## [Aim]
For every row below, lay out its lines as a Markdown table with the columns "No." and "Entry": number each line in "No." and put the line itself in "Entry", leaving out blank lines.

## [The records]
>>>
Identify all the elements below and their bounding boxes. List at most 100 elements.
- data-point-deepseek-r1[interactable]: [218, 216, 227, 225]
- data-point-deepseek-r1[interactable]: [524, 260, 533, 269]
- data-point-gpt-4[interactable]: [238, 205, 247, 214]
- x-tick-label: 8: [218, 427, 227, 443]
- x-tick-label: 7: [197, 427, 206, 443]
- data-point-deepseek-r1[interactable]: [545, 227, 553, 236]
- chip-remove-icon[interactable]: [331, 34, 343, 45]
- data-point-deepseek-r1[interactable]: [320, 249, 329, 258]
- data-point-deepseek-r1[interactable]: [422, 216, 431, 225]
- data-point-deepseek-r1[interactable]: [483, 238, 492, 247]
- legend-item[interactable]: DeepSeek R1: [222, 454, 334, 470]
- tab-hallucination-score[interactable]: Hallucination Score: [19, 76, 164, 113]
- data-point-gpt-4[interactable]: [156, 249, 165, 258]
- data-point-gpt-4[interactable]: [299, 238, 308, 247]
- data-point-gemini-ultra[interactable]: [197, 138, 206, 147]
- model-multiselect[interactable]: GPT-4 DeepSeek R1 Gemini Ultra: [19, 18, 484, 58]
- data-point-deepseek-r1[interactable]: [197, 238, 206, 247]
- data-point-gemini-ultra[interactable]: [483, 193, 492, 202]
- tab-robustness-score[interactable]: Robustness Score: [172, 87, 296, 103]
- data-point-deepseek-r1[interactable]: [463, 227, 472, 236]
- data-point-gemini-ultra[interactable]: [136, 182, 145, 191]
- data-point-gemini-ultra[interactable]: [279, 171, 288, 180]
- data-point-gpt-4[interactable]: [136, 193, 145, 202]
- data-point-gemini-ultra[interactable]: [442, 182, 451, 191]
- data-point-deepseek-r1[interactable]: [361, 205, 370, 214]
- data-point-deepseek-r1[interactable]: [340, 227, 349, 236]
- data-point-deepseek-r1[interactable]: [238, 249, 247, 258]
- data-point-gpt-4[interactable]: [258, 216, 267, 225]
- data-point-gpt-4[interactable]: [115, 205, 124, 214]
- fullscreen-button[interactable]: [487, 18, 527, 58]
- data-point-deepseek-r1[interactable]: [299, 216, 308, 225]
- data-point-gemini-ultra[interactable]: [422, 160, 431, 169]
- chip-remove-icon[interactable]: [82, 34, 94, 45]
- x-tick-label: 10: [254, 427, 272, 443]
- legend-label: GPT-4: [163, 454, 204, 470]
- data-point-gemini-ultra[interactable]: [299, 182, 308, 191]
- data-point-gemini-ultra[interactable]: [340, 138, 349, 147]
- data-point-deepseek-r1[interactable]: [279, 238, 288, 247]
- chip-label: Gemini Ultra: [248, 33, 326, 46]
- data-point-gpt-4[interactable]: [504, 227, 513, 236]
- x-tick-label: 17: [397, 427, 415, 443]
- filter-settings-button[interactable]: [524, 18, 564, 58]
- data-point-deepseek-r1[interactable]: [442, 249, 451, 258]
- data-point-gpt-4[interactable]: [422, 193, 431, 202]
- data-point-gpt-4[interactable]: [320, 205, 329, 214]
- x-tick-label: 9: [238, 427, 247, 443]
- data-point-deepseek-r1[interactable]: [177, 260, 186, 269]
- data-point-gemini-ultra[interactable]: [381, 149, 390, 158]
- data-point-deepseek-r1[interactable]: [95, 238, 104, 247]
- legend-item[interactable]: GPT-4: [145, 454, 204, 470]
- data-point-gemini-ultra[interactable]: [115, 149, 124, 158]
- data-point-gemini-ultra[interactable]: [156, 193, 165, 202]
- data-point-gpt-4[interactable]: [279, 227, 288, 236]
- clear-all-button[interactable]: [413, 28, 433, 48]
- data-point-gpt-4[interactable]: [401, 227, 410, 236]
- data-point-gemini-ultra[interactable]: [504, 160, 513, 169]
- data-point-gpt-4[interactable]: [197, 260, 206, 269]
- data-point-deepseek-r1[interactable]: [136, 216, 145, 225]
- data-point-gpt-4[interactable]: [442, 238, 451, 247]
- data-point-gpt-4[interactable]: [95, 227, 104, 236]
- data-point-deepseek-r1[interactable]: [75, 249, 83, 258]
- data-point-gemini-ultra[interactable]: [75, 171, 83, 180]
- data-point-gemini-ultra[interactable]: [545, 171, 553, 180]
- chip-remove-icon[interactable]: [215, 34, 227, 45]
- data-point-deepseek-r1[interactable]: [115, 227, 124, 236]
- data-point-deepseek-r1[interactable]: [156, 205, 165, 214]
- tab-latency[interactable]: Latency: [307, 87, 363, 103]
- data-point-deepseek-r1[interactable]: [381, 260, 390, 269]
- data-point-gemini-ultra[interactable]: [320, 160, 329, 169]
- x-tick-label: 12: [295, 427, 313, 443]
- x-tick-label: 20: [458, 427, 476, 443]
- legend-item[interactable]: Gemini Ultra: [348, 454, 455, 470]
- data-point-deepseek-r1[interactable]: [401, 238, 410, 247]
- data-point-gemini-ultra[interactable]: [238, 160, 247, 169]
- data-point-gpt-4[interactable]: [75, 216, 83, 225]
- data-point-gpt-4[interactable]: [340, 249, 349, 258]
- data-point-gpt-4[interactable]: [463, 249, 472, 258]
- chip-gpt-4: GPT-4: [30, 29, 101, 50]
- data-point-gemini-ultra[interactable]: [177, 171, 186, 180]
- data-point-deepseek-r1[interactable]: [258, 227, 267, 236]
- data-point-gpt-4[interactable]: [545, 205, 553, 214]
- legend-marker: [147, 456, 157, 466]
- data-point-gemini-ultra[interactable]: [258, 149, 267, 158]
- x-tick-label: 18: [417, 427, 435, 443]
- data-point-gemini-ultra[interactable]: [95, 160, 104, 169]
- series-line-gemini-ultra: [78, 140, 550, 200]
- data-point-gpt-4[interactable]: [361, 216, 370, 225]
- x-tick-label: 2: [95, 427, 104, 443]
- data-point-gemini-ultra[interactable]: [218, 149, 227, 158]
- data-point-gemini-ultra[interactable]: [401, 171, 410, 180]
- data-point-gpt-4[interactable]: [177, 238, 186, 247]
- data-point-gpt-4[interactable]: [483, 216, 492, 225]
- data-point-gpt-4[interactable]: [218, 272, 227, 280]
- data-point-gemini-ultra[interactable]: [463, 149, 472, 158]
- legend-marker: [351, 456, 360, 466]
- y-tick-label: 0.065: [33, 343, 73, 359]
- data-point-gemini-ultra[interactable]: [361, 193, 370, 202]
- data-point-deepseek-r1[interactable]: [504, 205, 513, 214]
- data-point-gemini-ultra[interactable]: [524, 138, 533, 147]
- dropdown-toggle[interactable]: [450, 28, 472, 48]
<<<
## [Solution]
| No. | Entry |
|---|---|
| 1 | Identify all the elements below and their bounding boxes. List at most 100 elements. |
| 2 | - data-point-deepseek-r1[interactable]: [218, 216, 227, 225] |
| 3 | - data-point-deepseek-r1[interactable]: [524, 260, 533, 269] |
| 4 | - data-point-gpt-4[interactable]: [238, 205, 247, 214] |
| 5 | - x-tick-label: 8: [218, 427, 227, 443] |
| 6 | - x-tick-label: 7: [197, 427, 206, 443] |
| 7 | - data-point-deepseek-r1[interactable]: [545, 227, 553, 236] |
| 8 | - chip-remove-icon[interactable]: [331, 34, 343, 45] |
| 9 | - data-point-deepseek-r1[interactable]: [320, 249, 329, 258] |
| 10 | - data-point-deepseek-r1[interactable]: [422, 216, 431, 225] |
| 11 | - data-point-deepseek-r1[interactable]: [483, 238, 492, 247] |
| 12 | - legend-item[interactable]: DeepSeek R1: [222, 454, 334, 470] |
| 13 | - tab-hallucination-score[interactable]: Hallucination Score: [19, 76, 164, 113] |
| 14 | - data-point-gpt-4[interactable]: [156, 249, 165, 258] |
| 15 | - data-point-gpt-4[interactable]: [299, 238, 308, 247] |
| 16 | - data-point-gemini-ultra[interactable]: [197, 138, 206, 147] |
| 17 | - model-multiselect[interactable]: GPT-4 DeepSeek R1 Gemini Ultra: [19, 18, 484, 58] |
| 18 | - data-point-deepseek-r1[interactable]: [197, 238, 206, 247] |
| 19 | - data-point-gemini-ultra[interactable]: [483, 193, 492, 202] |
| 20 | - tab-robustness-score[interactable]: Robustness Score: [172, 87, 296, 103] |
| 21 | - data-point-deepseek-r1[interactable]: [463, 227, 472, 236] |
| 22 | - data-point-gemini-ultra[interactable]: [136, 182, 145, 191] |
| 23 | - data-point-gemini-ultra[interactable]: [279, 171, 288, 180] |
| 24 | - data-point-gpt-4[interactable]: [136, 193, 145, 202] |
| 25 | - data-point-gemini-ultra[interactable]: [442, 182, 451, 191] |
| 26 | - data-point-deepseek-r1[interactable]: [361, 205, 370, 214] |
| 27 | - data-point-deepseek-r1[interactable]: [340, 227, 349, 236] |
| 28 | - data-point-deepseek-r1[interactable]: [238, 249, 247, 258] |
| 29 | - data-point-gpt-4[interactable]: [258, 216, 267, 225] |
| 30 | - data-point-gpt-4[interactable]: [115, 205, 124, 214] |
| 31 | - fullscreen-button[interactable]: [487, 18, 527, 58] |
| 32 | - data-point-deepseek-r1[interactable]: [299, 216, 308, 225] |
| 33 | - data-point-gemini-ultra[interactable]: [422, 160, 431, 169] |
| 34 | - chip-remove-icon[interactable]: [82, 34, 94, 45] |
| 35 | - x-tick-label: 10: [254, 427, 272, 443] |
| 36 | - legend-label: GPT-4: [163, 454, 204, 470] |
| 37 | - data-point-gemini-ultra[interactable]: [299, 182, 308, 191] |
| 38 | - data-point-gemini-ultra[interactable]: [340, 138, 349, 147] |
| 39 | - data-point-deepseek-r1[interactable]: [279, 238, 288, 247] |
| 40 | - chip-label: Gemini Ultra: [248, 33, 326, 46] |
| 41 | - data-point-gpt-4[interactable]: [504, 227, 513, 236] |
| 42 | - x-tick-label: 17: [397, 427, 415, 443] |
| 43 | - filter-settings-button[interactable]: [524, 18, 564, 58] |
| 44 | - data-point-deepseek-r1[interactable]: [442, 249, 451, 258] |
| 45 | - data-point-gpt-4[interactable]: [422, 193, 431, 202] |
| 46 | - data-point-gpt-4[interactable]: [320, 205, 329, 214] |
| 47 | - x-tick-label: 9: [238, 427, 247, 443] |
| 48 | - data-point-deepseek-r1[interactable]: [177, 260, 186, 269] |
| 49 | - data-point-gemini-ultra[interactable]: [381, 149, 390, 158] |
| 50 | - data-point-deepseek-r1[interactable]: [95, 238, 104, 247] |
| 51 | - legend-item[interactable]: GPT-4: [145, 454, 204, 470] |
| 52 | - data-point-gemini-ultra[interactable]: [115, 149, 124, 158] |
| 53 | - data-point-gemini-ultra[interactable]: [156, 193, 165, 202] |
| 54 | - data-point-gpt-4[interactable]: [279, 227, 288, 236] |
| 55 | - clear-all-button[interactable]: [413, 28, 433, 48] |
| 56 | - data-point-gpt-4[interactable]: [401, 227, 410, 236] |
| 57 | - data-point-gemini-ultra[interactable]: [504, 160, 513, 169] |
| 58 | - data-point-gpt-4[interactable]: [197, 260, 206, 269] |
| 59 | - data-point-deepseek-r1[interactable]: [136, 216, 145, 225] |
| 60 | - data-point-gpt-4[interactable]: [442, 238, 451, 247] |
| 61 | - data-point-gpt-4[interactable]: [95, 227, 104, 236] |
| 62 | - data-point-deepseek-r1[interactable]: [75, 249, 83, 258] |
| 63 | - data-point-gemini-ultra[interactable]: [75, 171, 83, 180] |
| 64 | - data-point-gemini-ultra[interactable]: [545, 171, 553, 180] |
| 65 | - chip-remove-icon[interactable]: [215, 34, 227, 45] |
| 66 | - data-point-deepseek-r1[interactable]: [115, 227, 124, 236] |
| 67 | - data-point-deepseek-r1[interactable]: [156, 205, 165, 214] |
| 68 | - tab-latency[interactable]: Latency: [307, 87, 363, 103] |
| 69 | - data-point-deepseek-r1[interactable]: [381, 260, 390, 269] |
| 70 | - data-point-gemini-ultra[interactable]: [320, 160, 329, 169] |
| 71 | - x-tick-label: 12: [295, 427, 313, 443] |
| 72 | - x-tick-label: 20: [458, 427, 476, 443] |
| 73 | - legend-item[interactable]: Gemini Ultra: [348, 454, 455, 470] |
| 74 | - data-point-deepseek-r1[interactable]: [401, 238, 410, 247] |
| 75 | - data-point-gemini-ultra[interactable]: [238, 160, 247, 169] |
| 76 | - data-point-gpt-4[interactable]: [75, 216, 83, 225] |
| 77 | - data-point-gpt-4[interactable]: [340, 249, 349, 258] |
| 78 | - data-point-gpt-4[interactable]: [463, 249, 472, 258] |
| 79 | - chip-gpt-4: GPT-4: [30, 29, 101, 50] |
| 80 | - data-point-gemini-ultra[interactable]: [177, 171, 186, 180] |
| 81 | - data-point-deepseek-r1[interactable]: [258, 227, 267, 236] |
| 82 | - data-point-gpt-4[interactable]: [545, 205, 553, 214] |
| 83 | - legend-marker: [147, 456, 157, 466] |
| 84 | - data-point-gemini-ultra[interactable]: [258, 149, 267, 158] |
| 85 | - x-tick-label: 18: [417, 427, 435, 443] |
| 86 | - data-point-gemini-ultra[interactable]: [95, 160, 104, 169] |
| 87 | - series-line-gemini-ultra: [78, 140, 550, 200] |
| 88 | - data-point-gpt-4[interactable]: [361, 216, 370, 225] |
| 89 | - x-tick-label: 2: [95, 427, 104, 443] |
| 90 | - data-point-gemini-ultra[interactable]: [218, 149, 227, 158] |
| 91 | - data-point-gemini-ultra[interactable]: [401, 171, 410, 180] |
| 92 | - data-point-gpt-4[interactable]: [177, 238, 186, 247] |
| 93 | - data-point-gpt-4[interactable]: [483, 216, 492, 225] |
| 94 | - data-point-gpt-4[interactable]: [218, 272, 227, 280] |
| 95 | - data-point-gemini-ultra[interactable]: [463, 149, 472, 158] |
| 96 | - legend-marker: [351, 456, 360, 466] |
| 97 | - y-tick-label: 0.065: [33, 343, 73, 359] |
| 98 | - data-point-gemini-ultra[interactable]: [361, 193, 370, 202] |
| 99 | - data-point-deepseek-r1[interactable]: [504, 205, 513, 214] |
| 100 | - data-point-gemini-ultra[interactable]: [524, 138, 533, 147] |
| 101 | - dropdown-toggle[interactable]: [450, 28, 472, 48] |